## Begin DATA FOR THE TASK

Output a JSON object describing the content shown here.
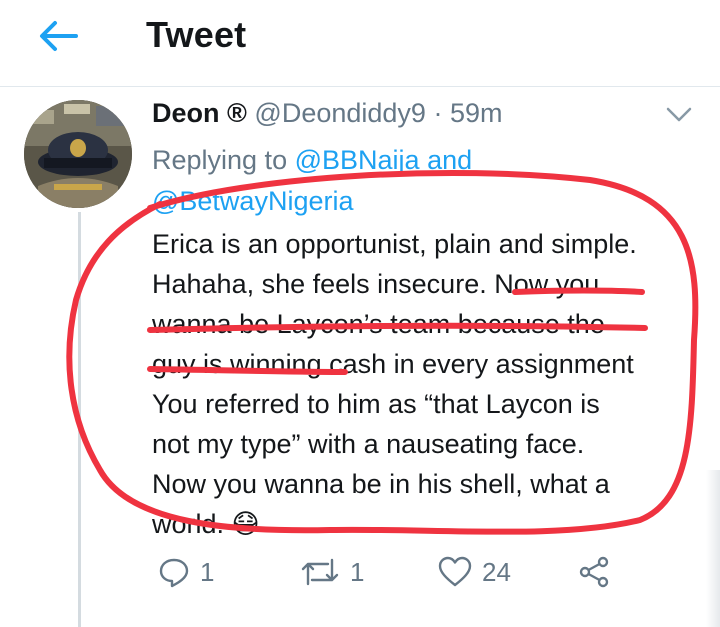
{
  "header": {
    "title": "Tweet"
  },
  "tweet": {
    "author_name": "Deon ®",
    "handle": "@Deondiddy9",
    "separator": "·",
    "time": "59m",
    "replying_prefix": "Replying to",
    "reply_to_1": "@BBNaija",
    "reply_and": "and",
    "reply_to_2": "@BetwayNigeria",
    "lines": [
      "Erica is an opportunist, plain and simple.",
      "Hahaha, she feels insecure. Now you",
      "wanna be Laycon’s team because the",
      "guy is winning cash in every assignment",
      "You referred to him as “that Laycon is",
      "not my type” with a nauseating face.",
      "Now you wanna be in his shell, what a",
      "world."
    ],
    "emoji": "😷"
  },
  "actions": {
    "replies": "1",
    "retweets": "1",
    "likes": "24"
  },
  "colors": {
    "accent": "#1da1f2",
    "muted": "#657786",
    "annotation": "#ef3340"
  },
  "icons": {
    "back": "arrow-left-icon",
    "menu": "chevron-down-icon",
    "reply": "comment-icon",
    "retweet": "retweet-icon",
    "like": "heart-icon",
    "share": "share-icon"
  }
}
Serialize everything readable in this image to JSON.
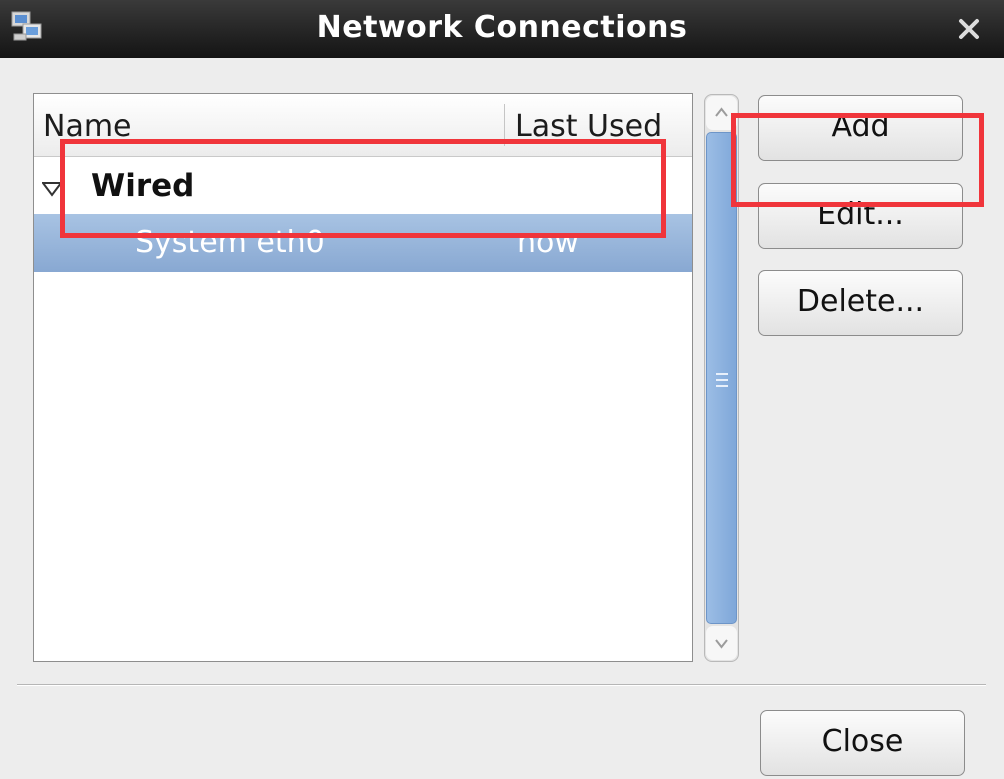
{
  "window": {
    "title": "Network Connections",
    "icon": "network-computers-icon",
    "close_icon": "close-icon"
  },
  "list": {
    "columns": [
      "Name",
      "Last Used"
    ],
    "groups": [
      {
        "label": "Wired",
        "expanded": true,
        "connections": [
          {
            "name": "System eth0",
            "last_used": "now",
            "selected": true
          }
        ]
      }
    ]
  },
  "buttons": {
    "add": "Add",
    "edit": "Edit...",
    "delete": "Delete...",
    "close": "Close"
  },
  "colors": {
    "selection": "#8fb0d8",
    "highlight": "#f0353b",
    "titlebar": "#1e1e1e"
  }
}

## End DATA FOR THE TASK

STATED TASK:
From the line containing "Serialize everything readable" through the last line of the records, both included, output those lines exactly and nothing else; skip the pictures.

WRITTEN ANSWER:
Serialize everything readable in this image to JSON.
{
  "window": {
    "title": "Network Connections",
    "icon": "network-computers-icon",
    "close_icon": "close-icon"
  },
  "list": {
    "columns": [
      "Name",
      "Last Used"
    ],
    "groups": [
      {
        "label": "Wired",
        "expanded": true,
        "connections": [
          {
            "name": "System eth0",
            "last_used": "now",
            "selected": true
          }
        ]
      }
    ]
  },
  "buttons": {
    "add": "Add",
    "edit": "Edit...",
    "delete": "Delete...",
    "close": "Close"
  },
  "colors": {
    "selection": "#8fb0d8",
    "highlight": "#f0353b",
    "titlebar": "#1e1e1e"
  }
}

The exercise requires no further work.